## TASK PROMPT:
Everything from the line that holds "Type out the text in this image." through the end of the data below should be output exactly, both ends included.

## LISTED RECORDS:
>>
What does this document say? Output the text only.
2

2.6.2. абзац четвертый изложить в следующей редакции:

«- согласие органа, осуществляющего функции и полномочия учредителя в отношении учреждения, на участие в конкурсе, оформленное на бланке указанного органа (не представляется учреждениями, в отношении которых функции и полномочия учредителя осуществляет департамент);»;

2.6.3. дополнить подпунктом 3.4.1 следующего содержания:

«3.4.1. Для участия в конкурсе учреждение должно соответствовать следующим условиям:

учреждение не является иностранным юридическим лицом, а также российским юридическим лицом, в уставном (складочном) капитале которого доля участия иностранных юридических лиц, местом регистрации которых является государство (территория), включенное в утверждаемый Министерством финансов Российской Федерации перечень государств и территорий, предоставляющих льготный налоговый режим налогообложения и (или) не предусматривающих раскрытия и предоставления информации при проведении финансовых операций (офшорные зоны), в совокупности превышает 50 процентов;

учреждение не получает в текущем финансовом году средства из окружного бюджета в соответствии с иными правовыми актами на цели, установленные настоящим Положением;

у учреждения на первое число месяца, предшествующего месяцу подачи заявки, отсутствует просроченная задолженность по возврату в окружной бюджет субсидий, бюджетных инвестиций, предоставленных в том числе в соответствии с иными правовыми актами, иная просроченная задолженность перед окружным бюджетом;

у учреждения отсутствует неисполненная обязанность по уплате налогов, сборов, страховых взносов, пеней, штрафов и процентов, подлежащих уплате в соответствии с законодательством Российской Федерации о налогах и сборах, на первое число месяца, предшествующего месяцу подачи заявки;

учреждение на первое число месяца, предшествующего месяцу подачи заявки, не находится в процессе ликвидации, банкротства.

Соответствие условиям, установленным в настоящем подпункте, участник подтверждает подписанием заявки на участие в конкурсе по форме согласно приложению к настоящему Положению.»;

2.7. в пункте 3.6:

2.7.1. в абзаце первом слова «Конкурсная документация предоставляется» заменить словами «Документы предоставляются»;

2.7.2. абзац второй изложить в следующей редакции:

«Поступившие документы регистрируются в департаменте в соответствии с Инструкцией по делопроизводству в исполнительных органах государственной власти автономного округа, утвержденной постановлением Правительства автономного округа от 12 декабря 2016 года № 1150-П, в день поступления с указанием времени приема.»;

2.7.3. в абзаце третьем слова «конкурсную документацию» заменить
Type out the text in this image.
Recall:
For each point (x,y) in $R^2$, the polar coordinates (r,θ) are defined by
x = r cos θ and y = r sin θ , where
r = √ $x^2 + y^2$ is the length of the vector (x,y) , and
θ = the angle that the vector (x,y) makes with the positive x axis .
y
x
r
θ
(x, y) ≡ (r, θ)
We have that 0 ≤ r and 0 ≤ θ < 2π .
<<
## EXERCISE SOLUTION:
Type out the text in this image.
Recall:
For each point (x,y) in $R^2$, the polar coordinates (r,θ) are defined by
x = r cos θ and y = r sin θ , where
r = √ $x^2 + y^2$ is the length of the vector (x,y) , and
θ = the angle that the vector (x,y) makes with the positive x axis .
y
x
r
θ
(x, y) ≡ (r, θ)
We have that 0 ≤ r and 0 ≤ θ < 2π .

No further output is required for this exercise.